Repeat the records word for word, from the first line of the records through the line containing "x-tick-label: 2024/01 bbox=[528, 462, 538, 497]", including that line.

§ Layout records
***

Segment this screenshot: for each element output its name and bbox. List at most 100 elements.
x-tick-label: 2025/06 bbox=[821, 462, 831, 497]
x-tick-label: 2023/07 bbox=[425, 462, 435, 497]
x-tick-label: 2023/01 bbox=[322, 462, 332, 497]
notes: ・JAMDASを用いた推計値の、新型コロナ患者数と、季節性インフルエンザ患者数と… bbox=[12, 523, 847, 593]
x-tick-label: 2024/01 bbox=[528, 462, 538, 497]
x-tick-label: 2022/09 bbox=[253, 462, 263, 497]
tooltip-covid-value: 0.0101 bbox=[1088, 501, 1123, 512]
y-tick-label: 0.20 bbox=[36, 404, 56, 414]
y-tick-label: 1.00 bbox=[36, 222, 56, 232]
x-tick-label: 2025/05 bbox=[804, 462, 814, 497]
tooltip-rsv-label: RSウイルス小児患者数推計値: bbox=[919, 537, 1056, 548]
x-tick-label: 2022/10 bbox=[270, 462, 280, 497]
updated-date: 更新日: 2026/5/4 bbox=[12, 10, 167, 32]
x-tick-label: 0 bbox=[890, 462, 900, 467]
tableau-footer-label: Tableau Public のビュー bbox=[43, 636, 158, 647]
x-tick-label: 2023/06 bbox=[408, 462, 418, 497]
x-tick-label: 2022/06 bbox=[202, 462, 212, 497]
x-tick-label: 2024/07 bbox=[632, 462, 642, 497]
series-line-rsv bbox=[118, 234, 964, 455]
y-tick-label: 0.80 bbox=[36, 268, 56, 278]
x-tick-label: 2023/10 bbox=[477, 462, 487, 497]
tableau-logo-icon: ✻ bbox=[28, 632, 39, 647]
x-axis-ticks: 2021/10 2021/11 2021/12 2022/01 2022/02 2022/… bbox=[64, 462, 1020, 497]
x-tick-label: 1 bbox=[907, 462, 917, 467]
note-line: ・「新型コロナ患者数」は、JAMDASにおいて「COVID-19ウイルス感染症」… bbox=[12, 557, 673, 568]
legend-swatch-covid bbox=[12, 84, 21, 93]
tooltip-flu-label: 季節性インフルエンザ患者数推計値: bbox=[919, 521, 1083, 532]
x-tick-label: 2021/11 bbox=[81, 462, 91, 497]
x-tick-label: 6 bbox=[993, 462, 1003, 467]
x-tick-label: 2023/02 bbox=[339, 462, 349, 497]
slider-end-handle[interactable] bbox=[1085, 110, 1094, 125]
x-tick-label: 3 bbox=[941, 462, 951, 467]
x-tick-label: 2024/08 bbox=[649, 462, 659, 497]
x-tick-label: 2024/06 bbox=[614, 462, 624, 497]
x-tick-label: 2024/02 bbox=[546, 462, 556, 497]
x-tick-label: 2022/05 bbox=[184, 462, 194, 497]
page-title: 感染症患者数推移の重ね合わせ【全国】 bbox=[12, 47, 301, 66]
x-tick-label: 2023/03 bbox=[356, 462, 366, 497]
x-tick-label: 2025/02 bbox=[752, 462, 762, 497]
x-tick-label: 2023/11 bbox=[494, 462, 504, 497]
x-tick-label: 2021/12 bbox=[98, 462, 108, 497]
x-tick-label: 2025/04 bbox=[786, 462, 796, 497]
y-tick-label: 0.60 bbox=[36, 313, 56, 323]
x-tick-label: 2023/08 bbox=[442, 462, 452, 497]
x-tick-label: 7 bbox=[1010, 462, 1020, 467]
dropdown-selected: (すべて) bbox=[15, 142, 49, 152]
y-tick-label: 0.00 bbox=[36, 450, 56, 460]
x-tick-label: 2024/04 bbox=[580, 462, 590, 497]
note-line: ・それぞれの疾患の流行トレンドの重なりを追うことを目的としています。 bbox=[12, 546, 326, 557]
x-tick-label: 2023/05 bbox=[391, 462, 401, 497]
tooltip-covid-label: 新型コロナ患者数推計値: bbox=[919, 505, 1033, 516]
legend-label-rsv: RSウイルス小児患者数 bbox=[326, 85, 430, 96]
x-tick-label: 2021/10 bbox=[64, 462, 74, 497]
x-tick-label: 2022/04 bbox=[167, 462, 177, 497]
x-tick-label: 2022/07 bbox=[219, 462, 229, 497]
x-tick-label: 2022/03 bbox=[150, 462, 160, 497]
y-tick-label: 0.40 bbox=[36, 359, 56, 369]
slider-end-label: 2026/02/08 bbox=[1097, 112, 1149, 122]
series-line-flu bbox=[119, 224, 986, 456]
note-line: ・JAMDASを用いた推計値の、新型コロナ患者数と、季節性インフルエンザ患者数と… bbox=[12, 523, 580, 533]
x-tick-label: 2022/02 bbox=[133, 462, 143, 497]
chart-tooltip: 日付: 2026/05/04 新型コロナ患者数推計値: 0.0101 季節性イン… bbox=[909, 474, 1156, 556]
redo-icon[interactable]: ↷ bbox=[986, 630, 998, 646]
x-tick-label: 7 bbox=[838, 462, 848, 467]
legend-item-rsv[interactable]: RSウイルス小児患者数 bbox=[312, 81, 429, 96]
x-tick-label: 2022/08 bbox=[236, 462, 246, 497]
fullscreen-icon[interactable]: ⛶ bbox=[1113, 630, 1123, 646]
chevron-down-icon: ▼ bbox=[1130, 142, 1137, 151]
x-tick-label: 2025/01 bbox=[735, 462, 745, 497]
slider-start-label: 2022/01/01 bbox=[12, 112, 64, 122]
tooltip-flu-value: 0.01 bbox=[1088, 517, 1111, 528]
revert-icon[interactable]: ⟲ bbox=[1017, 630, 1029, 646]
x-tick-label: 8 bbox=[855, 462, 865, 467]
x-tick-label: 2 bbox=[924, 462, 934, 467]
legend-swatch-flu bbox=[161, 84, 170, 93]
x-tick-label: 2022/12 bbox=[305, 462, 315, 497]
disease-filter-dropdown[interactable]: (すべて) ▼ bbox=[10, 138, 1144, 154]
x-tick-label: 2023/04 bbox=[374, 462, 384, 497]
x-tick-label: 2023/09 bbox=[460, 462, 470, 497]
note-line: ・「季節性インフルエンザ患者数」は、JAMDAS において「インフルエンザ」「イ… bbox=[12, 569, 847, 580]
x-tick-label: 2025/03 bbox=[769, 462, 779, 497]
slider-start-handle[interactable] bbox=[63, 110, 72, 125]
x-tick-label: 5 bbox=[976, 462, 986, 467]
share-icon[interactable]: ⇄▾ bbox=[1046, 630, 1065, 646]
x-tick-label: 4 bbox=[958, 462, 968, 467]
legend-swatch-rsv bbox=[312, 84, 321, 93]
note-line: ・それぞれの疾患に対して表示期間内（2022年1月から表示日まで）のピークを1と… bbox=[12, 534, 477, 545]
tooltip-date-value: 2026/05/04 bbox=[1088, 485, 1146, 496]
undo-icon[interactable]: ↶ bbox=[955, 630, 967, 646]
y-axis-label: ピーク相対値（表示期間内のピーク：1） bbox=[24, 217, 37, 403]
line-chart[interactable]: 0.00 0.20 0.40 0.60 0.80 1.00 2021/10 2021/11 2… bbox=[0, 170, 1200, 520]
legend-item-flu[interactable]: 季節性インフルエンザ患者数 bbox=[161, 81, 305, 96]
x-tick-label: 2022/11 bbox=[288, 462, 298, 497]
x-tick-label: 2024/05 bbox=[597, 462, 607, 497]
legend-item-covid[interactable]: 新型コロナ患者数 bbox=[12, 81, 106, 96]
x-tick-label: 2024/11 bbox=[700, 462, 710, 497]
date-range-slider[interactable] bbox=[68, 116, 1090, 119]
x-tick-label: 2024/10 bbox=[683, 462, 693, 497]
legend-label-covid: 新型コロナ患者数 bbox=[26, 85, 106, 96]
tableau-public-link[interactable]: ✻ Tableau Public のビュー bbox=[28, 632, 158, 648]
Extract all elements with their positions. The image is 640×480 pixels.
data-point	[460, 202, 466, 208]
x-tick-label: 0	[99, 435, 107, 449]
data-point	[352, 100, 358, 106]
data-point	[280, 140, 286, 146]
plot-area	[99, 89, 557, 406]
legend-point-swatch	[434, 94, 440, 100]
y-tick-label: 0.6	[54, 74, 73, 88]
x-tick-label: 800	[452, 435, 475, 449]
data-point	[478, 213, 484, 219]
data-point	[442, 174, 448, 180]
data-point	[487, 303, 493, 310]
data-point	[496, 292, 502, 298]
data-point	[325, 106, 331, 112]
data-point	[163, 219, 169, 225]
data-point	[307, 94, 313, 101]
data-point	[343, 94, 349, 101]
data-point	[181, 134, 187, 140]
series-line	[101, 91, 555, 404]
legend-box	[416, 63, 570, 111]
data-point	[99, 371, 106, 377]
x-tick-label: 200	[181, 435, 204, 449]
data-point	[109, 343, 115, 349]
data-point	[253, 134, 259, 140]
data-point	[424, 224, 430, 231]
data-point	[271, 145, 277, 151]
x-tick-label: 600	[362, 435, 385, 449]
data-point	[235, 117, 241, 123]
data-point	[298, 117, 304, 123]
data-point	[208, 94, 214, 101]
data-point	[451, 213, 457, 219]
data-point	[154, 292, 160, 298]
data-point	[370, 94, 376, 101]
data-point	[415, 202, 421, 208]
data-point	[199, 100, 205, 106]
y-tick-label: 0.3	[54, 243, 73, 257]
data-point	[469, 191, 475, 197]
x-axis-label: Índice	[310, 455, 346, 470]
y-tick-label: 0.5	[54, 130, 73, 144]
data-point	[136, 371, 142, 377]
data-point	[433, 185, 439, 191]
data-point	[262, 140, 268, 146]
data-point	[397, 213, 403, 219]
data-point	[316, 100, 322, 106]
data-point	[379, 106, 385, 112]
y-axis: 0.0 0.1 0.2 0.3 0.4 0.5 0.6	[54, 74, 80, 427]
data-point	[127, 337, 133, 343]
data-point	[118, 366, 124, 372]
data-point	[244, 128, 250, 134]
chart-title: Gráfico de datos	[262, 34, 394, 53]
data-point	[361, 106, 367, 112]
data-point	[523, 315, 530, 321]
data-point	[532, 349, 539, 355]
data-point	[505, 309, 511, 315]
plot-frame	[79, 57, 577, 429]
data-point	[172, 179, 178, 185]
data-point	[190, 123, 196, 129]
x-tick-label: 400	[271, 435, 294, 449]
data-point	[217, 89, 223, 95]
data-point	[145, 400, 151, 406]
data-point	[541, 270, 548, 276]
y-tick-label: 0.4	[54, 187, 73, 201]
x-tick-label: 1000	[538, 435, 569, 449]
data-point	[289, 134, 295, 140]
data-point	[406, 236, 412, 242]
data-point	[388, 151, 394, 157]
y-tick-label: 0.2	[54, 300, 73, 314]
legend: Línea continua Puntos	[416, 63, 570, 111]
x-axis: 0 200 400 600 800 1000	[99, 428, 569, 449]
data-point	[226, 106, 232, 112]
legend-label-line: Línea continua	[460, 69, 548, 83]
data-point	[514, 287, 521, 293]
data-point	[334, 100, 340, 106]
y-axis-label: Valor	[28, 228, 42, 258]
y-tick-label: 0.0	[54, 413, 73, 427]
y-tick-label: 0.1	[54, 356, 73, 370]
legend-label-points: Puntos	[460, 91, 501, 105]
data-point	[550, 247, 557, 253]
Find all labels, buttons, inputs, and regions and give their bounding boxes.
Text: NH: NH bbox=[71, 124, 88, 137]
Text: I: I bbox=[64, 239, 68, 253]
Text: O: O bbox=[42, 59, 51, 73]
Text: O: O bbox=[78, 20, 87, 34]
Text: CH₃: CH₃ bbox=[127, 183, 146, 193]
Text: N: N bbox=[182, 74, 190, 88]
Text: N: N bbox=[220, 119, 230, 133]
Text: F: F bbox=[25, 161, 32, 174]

***

§ FINAL ANSWER
Segment this screenshot: for each element output its name and bbox. List at most 100 elements.
x-tick-label: 2025/06 bbox=[821, 462, 831, 497]
x-tick-label: 2023/07 bbox=[425, 462, 435, 497]
x-tick-label: 2023/01 bbox=[322, 462, 332, 497]
notes: ・JAMDASを用いた推計値の、新型コロナ患者数と、季節性インフルエンザ患者数と… bbox=[12, 523, 847, 593]
x-tick-label: 2024/01 bbox=[528, 462, 538, 497]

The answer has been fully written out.